▶ Instructions for the task
Pictures do not belong in the copy, so please give every entry below again exactly.

▶ Input
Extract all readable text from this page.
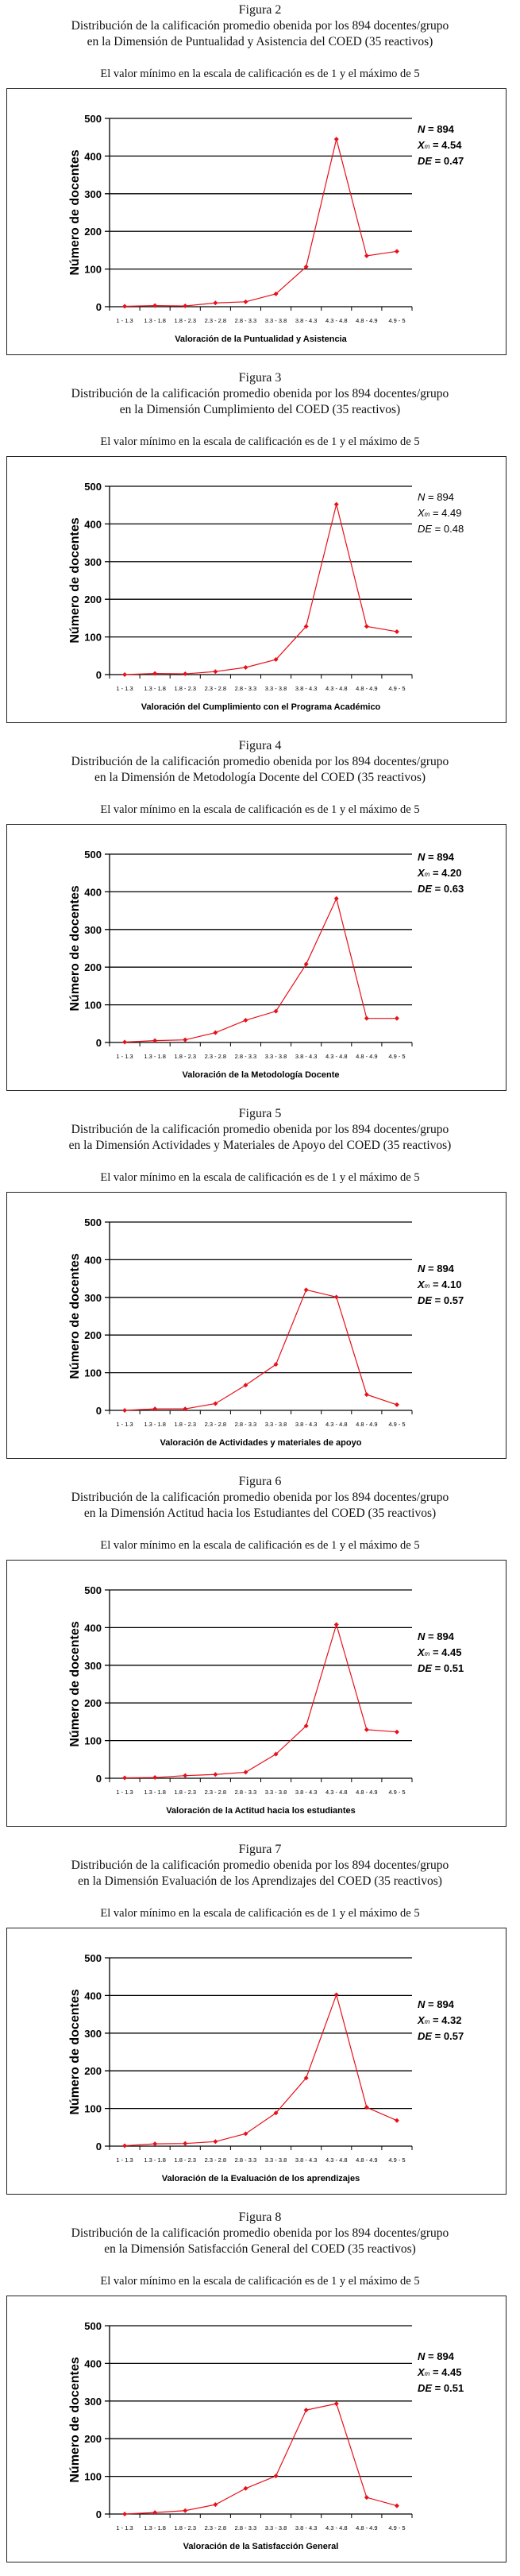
Figura 2
Distribución de la calificación promedio obenida por los 894 docentes/grupo
en la Dimensión de Puntualidad y Asistencia del COED (35 reactivos)
El valor mínimo en la escala de calificación es de 1 y el máximo de 5
0
100
200
300
400
500
1 - 1.3 1.3 - 1.8 1.8 - 2.3 2.3 - 2.8 2.8 - 3.3 3.3 - 3.8 3.8 - 4.3 4.3 - 4.8 4.8 - 4.9 4.9 - 5
Número de docentes
Valoración de la Puntualidad y Asistencia
N = 894
Xm = 4.54
DE = 0.47
Figura 3
Distribución de la calificación promedio obenida por los 894 docentes/grupo
en la Dimensión Cumplimiento del COED (35 reactivos)
El valor mínimo en la escala de calificación es de 1 y el máximo de 5
0
100
200
300
400
500
1 - 1.3 1.3 - 1.8 1.8 - 2.3 2.3 - 2.8 2.8 - 3.3 3.3 - 3.8 3.8 - 4.3 4.3 - 4.8 4.8 - 4.9 4.9 - 5
Número de docentes
Valoración del Cumplimiento con el Programa Académico
N = 894
Xm = 4.49
DE = 0.48
Figura 4
Distribución de la calificación promedio obenida por los 894 docentes/grupo
en la Dimensión de Metodología Docente del COED (35 reactivos)
El valor mínimo en la escala de calificación es de 1 y el máximo de 5
0
100
200
300
400
500
1 - 1.3 1.3 - 1.8 1.8 - 2.3 2.3 - 2.8 2.8 - 3.3 3.3 - 3.8 3.8 - 4.3 4.3 - 4.8 4.8 - 4.9 4.9 - 5
Número de docentes
Valoración de la Metodología Docente
N = 894
Xm = 4.20
DE = 0.63
Figura 5
Distribución de la calificación promedio obenida por los 894 docentes/grupo
en la Dimensión Actividades y Materiales de Apoyo del COED (35 reactivos)
El valor mínimo en la escala de calificación es de 1 y el máximo de 5
0
100
200
300
400
500
1 - 1.3 1.3 - 1.8 1.8 - 2.3 2.3 - 2.8 2.8 - 3.3 3.3 - 3.8 3.8 - 4.3 4.3 - 4.8 4.8 - 4.9 4.9 - 5
Número de docentes
Valoración de Actividades y materiales de apoyo
N = 894
Xm = 4.10
DE = 0.57
Figura 6
Distribución de la calificación promedio obenida por los 894 docentes/grupo
en la Dimensión Actitud hacia los Estudiantes del COED (35 reactivos)
El valor mínimo en la escala de calificación es de 1 y el máximo de 5
0
100
200
300
400
500
1 - 1.3 1.3 - 1.8 1.8 - 2.3 2.3 - 2.8 2.8 - 3.3 3.3 - 3.8 3.8 - 4.3 4.3 - 4.8 4.8 - 4.9 4.9 - 5
Número de docentes
Valoración de la Actitud hacia los estudiantes
N = 894
Xm = 4.45
DE = 0.51
Figura 7
Distribución de la calificación promedio obenida por los 894 docentes/grupo
en la Dimensión Evaluación de los Aprendizajes del COED (35 reactivos)
El valor mínimo en la escala de calificación es de 1 y el máximo de 5
0
100
200
300
400
500
1 - 1.3 1.3 - 1.8 1.8 - 2.3 2.3 - 2.8 2.8 - 3.3 3.3 - 3.8 3.8 - 4.3 4.3 - 4.8 4.8 - 4.9 4.9 - 5
Número de docentes
Valoración de la Evaluación de los aprendizajes
N = 894
Xm = 4.32
DE = 0.57
Figura 8
Distribución de la calificación promedio obenida por los 894 docentes/grupo
en la Dimensión Satisfacción General del COED (35 reactivos)
El valor mínimo en la escala de calificación es de 1 y el máximo de 5
0
100
200
300
400
500
1 - 1.3 1.3 - 1.8 1.8 - 2.3 2.3 - 2.8 2.8 - 3.3 3.3 - 3.8 3.8 - 4.3 4.3 - 4.8 4.8 - 4.9 4.9 - 5
Número de docentes
Valoración de la Satisfacción General
N = 894
Xm = 4.45
DE = 0.51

▶ Output for this task
Extract all readable text from this page.
Figura 2
Distribución de la calificación promedio obenida por los 894 docentes/grupo
en la Dimensión de Puntualidad y Asistencia del COED (35 reactivos)
El valor mínimo en la escala de calificación es de 1 y el máximo de 5
0
100
200
300
400
500
1 - 1.3 1.3 - 1.8 1.8 - 2.3 2.3 - 2.8 2.8 - 3.3 3.3 - 3.8 3.8 - 4.3 4.3 - 4.8 4.8 - 4.9 4.9 - 5
Número de docentes
Valoración de la Puntualidad y Asistencia
N = 894
Xm = 4.54
DE = 0.47
Figura 3
Distribución de la calificación promedio obenida por los 894 docentes/grupo
en la Dimensión Cumplimiento del COED (35 reactivos)
El valor mínimo en la escala de calificación es de 1 y el máximo de 5
0
100
200
300
400
500
1 - 1.3 1.3 - 1.8 1.8 - 2.3 2.3 - 2.8 2.8 - 3.3 3.3 - 3.8 3.8 - 4.3 4.3 - 4.8 4.8 - 4.9 4.9 - 5
Número de docentes
Valoración del Cumplimiento con el Programa Académico
N = 894
Xm = 4.49
DE = 0.48
Figura 4
Distribución de la calificación promedio obenida por los 894 docentes/grupo
en la Dimensión de Metodología Docente del COED (35 reactivos)
El valor mínimo en la escala de calificación es de 1 y el máximo de 5
0
100
200
300
400
500
1 - 1.3 1.3 - 1.8 1.8 - 2.3 2.3 - 2.8 2.8 - 3.3 3.3 - 3.8 3.8 - 4.3 4.3 - 4.8 4.8 - 4.9 4.9 - 5
Número de docentes
Valoración de la Metodología Docente
N = 894
Xm = 4.20
DE = 0.63
Figura 5
Distribución de la calificación promedio obenida por los 894 docentes/grupo
en la Dimensión Actividades y Materiales de Apoyo del COED (35 reactivos)
El valor mínimo en la escala de calificación es de 1 y el máximo de 5
0
100
200
300
400
500
1 - 1.3 1.3 - 1.8 1.8 - 2.3 2.3 - 2.8 2.8 - 3.3 3.3 - 3.8 3.8 - 4.3 4.3 - 4.8 4.8 - 4.9 4.9 - 5
Número de docentes
Valoración de Actividades y materiales de apoyo
N = 894
Xm = 4.10
DE = 0.57
Figura 6
Distribución de la calificación promedio obenida por los 894 docentes/grupo
en la Dimensión Actitud hacia los Estudiantes del COED (35 reactivos)
El valor mínimo en la escala de calificación es de 1 y el máximo de 5
0
100
200
300
400
500
1 - 1.3 1.3 - 1.8 1.8 - 2.3 2.3 - 2.8 2.8 - 3.3 3.3 - 3.8 3.8 - 4.3 4.3 - 4.8 4.8 - 4.9 4.9 - 5
Número de docentes
Valoración de la Actitud hacia los estudiantes
N = 894
Xm = 4.45
DE = 0.51
Figura 7
Distribución de la calificación promedio obenida por los 894 docentes/grupo
en la Dimensión Evaluación de los Aprendizajes del COED (35 reactivos)
El valor mínimo en la escala de calificación es de 1 y el máximo de 5
0
100
200
300
400
500
1 - 1.3 1.3 - 1.8 1.8 - 2.3 2.3 - 2.8 2.8 - 3.3 3.3 - 3.8 3.8 - 4.3 4.3 - 4.8 4.8 - 4.9 4.9 - 5
Número de docentes
Valoración de la Evaluación de los aprendizajes
N = 894
Xm = 4.32
DE = 0.57
Figura 8
Distribución de la calificación promedio obenida por los 894 docentes/grupo
en la Dimensión Satisfacción General del COED (35 reactivos)
El valor mínimo en la escala de calificación es de 1 y el máximo de 5
0
100
200
300
400
500
1 - 1.3 1.3 - 1.8 1.8 - 2.3 2.3 - 2.8 2.8 - 3.3 3.3 - 3.8 3.8 - 4.3 4.3 - 4.8 4.8 - 4.9 4.9 - 5
Número de docentes
Valoración de la Satisfacción General
N = 894
Xm = 4.45
DE = 0.51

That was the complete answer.